• [Passage to read]

Observing how my CAI 302 and my friend's Volkslogger work, when they are affected by the date issue, I believe that it is possible to make a simple dirty fix in the logger firmware without the necessity to change the firmware of GPS 25 module. This fix would work quite probably for about next 20 years (being more precise for about next 1024 weeks)

The affected CAI 302 & Volkslogger, which I have access to, are able to get correct position fix and correct time from GPS satellites. The only incorrect thing is date that is moved into past by 1024 weeks. To give an example, when we were flying on wave on Dec 13th 2014, IGC files produced by my CAI 302 & my friend's Volkslogger had a date of April 29th 1995. Next day the date in the IGC file was April 30th 1995.

So it looks that when power in the module backup battery runs out, the firmware initializes the RTC date and it uses a 10 bit variable where it stores number of weeks that passed from a module internal epoch date. A bug in the module firmware does not handle properly the 10 bit variable overflow and recently it started to cause moving the RTC date by 1024 weeks into past. Based on the fact that the issue recently appeared on many loggers, I estimate the internal GPS 25 module epoch date as near of beginning of 1995 year.

• [Records]
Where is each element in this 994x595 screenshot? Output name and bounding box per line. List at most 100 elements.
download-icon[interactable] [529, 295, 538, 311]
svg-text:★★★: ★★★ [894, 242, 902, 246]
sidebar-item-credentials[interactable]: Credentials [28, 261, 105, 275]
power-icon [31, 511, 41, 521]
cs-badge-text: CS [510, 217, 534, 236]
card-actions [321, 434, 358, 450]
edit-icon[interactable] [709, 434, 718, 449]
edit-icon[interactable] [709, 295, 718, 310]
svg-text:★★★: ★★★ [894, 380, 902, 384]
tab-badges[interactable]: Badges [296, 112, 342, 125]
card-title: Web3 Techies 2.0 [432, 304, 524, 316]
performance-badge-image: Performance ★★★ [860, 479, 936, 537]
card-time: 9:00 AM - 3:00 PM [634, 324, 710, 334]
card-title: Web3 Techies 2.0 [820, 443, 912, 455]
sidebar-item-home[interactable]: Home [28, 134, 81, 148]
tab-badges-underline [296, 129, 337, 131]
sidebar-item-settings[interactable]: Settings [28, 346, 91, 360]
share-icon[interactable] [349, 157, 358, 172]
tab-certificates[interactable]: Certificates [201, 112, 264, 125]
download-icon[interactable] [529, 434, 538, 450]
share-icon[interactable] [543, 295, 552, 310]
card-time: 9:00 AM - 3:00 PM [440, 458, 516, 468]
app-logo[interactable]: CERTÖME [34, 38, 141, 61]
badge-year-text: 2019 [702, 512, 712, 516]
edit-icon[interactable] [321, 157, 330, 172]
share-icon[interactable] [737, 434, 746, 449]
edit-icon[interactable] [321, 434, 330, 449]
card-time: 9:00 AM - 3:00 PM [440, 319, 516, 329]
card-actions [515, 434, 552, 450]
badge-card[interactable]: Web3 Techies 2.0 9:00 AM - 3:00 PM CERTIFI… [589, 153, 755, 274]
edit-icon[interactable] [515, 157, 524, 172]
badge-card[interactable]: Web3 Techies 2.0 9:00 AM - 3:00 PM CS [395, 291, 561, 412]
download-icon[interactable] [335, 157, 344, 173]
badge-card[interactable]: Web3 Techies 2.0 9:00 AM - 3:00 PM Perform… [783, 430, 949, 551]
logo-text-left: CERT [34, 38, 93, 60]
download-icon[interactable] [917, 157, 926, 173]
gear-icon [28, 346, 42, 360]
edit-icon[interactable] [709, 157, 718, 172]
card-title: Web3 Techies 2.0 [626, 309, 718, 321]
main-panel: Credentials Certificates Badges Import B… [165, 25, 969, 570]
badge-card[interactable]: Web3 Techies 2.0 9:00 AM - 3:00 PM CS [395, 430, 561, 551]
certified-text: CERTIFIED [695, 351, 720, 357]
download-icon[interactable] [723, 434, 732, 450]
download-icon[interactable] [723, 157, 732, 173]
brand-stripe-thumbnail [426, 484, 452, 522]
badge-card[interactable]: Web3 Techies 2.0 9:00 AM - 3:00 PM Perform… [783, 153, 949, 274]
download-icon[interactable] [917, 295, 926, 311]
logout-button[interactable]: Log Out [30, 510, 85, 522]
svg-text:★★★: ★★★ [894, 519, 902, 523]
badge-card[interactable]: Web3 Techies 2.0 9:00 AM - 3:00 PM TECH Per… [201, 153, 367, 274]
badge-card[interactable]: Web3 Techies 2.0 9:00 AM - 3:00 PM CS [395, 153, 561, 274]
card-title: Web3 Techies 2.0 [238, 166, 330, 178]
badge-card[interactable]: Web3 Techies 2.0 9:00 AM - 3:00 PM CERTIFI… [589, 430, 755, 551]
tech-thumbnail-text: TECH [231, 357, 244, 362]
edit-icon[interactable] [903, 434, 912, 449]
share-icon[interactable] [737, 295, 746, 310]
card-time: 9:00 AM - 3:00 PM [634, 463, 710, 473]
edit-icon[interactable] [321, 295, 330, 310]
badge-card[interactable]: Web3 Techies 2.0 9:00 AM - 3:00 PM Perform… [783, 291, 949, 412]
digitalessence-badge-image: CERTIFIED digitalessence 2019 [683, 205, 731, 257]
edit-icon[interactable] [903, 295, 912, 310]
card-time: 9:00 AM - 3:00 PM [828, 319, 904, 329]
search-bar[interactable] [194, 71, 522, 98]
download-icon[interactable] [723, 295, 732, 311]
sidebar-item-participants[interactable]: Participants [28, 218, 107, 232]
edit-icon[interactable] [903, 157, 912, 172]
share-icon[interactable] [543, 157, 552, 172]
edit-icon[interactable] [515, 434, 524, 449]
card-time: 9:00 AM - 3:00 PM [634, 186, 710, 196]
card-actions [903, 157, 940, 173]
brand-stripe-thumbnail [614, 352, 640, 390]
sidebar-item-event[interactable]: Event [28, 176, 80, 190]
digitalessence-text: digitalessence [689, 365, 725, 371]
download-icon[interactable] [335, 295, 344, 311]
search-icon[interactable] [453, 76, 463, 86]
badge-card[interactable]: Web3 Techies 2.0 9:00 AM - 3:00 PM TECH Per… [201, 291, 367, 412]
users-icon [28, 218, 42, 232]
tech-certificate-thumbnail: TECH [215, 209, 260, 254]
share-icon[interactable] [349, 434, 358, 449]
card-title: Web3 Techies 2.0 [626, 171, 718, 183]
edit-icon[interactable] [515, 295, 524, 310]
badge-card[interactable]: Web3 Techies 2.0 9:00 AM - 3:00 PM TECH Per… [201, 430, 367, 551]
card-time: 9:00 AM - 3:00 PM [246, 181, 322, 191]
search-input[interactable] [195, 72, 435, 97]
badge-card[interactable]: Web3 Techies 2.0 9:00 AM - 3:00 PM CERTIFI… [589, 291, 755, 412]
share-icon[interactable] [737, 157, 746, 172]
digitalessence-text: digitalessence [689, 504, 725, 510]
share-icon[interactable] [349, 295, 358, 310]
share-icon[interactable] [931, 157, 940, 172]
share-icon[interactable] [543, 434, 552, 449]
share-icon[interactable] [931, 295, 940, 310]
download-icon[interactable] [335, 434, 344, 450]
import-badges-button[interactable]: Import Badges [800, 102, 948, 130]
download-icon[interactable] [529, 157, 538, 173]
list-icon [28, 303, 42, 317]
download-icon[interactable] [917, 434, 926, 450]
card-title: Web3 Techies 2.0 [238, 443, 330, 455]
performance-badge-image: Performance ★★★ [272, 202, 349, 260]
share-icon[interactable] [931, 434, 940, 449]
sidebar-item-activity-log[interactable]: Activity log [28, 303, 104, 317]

• [Instructions]
A. Reproduce the passage about the logger date issue between "The affected CAI" and "April 30th 1995.", inclusive.
B. In the passage about the logger date issue, what date did the IGC files show for the wave flight on Dec 13th 2014?

• [Exercise answers]
A.
The affected CAI 302 & Volkslogger, which I have access to, are able to get correct position fix and correct time from GPS satellites. The only incorrect thing is date that is moved into past by 1024 weeks. To give an example, when we were flying on wave on Dec 13th 2014, IGC files produced by my CAI 302 & my friend's Volkslogger had a date of April 29th 1995. Next day the date in the IGC file was April 30th 1995.

B. April 29th 1995